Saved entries
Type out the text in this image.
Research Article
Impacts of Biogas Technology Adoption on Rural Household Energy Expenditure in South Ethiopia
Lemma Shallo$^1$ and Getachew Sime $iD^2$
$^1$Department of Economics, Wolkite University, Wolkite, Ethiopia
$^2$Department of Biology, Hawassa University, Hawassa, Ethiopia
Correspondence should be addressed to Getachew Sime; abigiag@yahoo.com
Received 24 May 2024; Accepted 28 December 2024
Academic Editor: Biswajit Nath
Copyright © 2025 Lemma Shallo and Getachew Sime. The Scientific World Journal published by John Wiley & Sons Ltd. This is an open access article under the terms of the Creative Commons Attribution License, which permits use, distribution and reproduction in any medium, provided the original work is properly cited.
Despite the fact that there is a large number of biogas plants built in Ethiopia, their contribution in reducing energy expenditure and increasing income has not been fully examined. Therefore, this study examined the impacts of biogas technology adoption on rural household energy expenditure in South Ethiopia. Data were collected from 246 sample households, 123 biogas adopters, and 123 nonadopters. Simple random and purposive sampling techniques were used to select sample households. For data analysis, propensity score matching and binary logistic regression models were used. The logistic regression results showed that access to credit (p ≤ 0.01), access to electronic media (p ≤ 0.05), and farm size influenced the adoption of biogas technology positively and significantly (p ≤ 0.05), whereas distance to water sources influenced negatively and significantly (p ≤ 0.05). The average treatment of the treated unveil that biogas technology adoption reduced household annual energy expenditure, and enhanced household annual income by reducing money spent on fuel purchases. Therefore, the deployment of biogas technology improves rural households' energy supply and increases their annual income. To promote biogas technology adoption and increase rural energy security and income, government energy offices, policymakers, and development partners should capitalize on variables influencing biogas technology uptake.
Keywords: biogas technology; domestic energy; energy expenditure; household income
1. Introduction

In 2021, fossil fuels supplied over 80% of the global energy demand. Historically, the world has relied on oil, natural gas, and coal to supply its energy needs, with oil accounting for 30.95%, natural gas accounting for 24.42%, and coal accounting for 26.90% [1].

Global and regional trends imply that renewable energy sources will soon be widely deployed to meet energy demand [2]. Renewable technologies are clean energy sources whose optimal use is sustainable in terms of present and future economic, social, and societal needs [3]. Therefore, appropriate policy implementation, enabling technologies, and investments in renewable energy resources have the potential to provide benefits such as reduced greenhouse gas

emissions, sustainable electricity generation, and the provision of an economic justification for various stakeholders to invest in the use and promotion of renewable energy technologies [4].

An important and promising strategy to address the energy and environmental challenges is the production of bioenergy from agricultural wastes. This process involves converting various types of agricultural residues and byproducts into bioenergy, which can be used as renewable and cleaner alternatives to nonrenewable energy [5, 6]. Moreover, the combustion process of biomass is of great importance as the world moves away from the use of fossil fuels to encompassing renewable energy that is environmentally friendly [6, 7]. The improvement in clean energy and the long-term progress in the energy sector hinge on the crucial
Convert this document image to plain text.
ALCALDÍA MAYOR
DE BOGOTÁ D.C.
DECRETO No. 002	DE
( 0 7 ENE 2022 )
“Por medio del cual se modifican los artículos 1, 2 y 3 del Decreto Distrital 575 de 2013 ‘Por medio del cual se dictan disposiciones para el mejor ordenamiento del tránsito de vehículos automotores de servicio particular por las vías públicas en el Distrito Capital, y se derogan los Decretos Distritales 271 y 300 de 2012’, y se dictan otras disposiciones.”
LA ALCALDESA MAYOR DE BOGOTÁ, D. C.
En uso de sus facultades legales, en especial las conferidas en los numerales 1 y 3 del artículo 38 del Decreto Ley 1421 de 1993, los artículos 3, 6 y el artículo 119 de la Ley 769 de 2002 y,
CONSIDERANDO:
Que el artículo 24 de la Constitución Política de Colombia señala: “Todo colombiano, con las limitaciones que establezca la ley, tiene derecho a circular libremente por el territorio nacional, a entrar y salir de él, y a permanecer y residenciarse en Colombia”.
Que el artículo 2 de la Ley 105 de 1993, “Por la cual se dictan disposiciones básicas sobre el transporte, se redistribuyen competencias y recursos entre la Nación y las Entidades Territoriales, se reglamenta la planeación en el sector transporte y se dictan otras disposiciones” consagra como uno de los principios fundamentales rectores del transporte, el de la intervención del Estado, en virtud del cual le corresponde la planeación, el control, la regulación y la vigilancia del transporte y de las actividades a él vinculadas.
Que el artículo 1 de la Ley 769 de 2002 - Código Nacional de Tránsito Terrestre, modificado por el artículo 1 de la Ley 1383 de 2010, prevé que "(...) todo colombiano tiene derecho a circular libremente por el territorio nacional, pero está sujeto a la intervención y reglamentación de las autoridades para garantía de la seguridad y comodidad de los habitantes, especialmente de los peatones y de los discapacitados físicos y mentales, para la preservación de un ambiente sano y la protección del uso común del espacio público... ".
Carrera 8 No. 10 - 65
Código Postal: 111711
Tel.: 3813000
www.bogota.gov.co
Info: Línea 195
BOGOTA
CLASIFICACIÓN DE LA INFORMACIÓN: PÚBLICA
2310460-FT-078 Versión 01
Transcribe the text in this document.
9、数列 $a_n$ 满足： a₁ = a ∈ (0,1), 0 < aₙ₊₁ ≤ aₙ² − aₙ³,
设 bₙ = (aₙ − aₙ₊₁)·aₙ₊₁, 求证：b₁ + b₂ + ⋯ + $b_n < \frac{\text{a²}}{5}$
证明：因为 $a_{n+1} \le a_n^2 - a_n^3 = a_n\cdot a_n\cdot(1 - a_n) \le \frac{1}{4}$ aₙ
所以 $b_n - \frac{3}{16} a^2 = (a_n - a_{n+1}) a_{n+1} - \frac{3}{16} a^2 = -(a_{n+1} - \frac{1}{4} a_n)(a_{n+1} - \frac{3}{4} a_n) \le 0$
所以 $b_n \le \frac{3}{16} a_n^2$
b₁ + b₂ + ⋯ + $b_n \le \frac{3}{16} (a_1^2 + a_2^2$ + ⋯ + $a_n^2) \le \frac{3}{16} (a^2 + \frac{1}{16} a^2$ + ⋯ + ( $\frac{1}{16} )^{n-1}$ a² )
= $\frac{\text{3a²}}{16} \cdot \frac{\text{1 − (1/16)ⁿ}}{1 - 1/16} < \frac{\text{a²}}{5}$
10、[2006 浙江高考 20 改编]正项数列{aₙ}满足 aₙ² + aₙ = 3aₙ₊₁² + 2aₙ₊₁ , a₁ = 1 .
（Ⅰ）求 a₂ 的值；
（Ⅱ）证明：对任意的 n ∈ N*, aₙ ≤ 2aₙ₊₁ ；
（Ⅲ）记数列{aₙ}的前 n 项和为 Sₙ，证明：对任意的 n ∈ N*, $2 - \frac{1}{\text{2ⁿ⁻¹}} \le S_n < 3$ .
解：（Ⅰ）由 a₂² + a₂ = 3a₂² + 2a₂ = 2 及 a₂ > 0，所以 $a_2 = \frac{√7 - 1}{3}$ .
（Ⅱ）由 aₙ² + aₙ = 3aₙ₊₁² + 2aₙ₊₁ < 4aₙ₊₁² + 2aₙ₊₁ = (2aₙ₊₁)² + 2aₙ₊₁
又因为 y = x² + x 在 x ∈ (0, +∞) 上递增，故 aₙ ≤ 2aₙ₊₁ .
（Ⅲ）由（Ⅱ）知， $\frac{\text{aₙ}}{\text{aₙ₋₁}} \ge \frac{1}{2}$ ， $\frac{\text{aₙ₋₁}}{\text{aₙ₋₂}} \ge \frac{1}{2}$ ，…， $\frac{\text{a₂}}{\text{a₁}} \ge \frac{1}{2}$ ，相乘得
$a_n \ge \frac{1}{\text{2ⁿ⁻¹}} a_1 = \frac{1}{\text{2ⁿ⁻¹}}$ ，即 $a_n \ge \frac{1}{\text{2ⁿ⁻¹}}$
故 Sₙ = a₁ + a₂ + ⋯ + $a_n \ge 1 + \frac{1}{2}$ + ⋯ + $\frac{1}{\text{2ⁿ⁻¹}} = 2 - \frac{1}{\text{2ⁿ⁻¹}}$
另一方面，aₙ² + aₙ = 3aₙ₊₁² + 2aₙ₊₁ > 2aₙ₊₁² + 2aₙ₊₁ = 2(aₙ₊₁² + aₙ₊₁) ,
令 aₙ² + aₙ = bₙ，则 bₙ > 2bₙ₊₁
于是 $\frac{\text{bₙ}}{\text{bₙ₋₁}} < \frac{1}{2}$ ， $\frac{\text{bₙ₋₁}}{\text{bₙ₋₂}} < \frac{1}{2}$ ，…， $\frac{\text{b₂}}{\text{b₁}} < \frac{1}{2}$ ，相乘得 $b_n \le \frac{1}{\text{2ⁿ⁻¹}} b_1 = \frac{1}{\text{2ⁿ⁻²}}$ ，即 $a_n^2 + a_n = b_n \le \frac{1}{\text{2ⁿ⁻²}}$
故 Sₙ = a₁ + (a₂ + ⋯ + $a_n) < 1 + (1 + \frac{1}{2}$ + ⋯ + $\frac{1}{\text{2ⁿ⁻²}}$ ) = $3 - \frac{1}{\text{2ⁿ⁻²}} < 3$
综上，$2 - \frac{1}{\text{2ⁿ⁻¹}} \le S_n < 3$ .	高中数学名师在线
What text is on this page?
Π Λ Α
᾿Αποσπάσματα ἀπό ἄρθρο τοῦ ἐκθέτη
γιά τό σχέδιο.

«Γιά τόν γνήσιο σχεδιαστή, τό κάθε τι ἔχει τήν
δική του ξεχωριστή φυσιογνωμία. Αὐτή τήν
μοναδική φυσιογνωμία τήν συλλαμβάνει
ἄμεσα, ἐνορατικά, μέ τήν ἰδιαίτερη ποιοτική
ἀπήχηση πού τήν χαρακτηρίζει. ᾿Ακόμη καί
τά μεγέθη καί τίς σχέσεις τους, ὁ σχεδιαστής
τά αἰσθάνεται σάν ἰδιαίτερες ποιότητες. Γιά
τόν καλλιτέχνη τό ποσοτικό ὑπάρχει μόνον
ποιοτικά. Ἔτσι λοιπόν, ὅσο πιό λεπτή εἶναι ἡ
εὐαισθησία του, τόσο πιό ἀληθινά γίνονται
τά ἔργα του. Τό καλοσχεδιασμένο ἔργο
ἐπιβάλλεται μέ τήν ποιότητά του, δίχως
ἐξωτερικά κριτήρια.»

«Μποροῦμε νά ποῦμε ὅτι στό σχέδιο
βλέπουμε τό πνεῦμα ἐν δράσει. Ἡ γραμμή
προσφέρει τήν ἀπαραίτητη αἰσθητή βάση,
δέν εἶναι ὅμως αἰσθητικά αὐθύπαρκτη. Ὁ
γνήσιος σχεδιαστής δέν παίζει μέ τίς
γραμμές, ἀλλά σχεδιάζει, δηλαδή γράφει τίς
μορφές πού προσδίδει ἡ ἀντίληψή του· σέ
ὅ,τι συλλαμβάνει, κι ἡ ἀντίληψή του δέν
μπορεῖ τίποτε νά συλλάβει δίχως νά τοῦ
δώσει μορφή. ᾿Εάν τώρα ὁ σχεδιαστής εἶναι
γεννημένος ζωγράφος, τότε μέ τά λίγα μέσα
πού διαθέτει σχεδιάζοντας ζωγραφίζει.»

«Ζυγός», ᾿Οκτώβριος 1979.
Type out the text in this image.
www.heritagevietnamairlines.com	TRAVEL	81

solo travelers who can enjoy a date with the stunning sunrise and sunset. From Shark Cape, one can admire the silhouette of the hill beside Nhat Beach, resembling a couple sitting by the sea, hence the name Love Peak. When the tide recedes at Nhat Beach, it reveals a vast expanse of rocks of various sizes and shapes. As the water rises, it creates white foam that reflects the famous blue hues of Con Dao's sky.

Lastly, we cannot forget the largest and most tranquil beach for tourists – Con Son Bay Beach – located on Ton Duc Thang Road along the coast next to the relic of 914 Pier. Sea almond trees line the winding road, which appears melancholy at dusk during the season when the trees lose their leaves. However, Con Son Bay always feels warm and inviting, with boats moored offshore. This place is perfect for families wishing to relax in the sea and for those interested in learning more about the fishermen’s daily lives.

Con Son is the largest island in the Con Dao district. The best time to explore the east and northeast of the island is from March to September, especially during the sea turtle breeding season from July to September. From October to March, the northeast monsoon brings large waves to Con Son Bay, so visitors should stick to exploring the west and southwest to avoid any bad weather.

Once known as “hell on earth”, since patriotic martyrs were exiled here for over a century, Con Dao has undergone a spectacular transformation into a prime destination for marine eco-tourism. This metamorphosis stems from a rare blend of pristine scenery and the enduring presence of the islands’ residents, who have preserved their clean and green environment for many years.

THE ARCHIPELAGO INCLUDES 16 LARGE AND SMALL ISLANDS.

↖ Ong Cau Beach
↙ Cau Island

▸ **What is asked**: Check every line of the data above for the string "nacional", and copy those that have it.

▸ **Solved exercise**:
Que el artículo 24 de la Constitución Política de Colombia señala: “Todo colombiano, con las limitaciones que establezca la ley, tiene derecho a circular libremente por el territorio nacional, a entrar y salir de él, y a permanecer y residenciarse en Colombia”.
Que el artículo 1 de la Ley 769 de 2002 - Código Nacional de Tránsito Terrestre, modificado por el artículo 1 de la Ley 1383 de 2010, prevé que "(...) todo colombiano tiene derecho a circular libremente por el territorio nacional, pero está sujeto a la intervención y reglamentación de las autoridades para garantía de la seguridad y comodidad de los habitantes, especialmente de los peatones y de los discapacitados físicos y mentales, para la preservación de un ambiente sano y la protección del uso común del espacio público... ".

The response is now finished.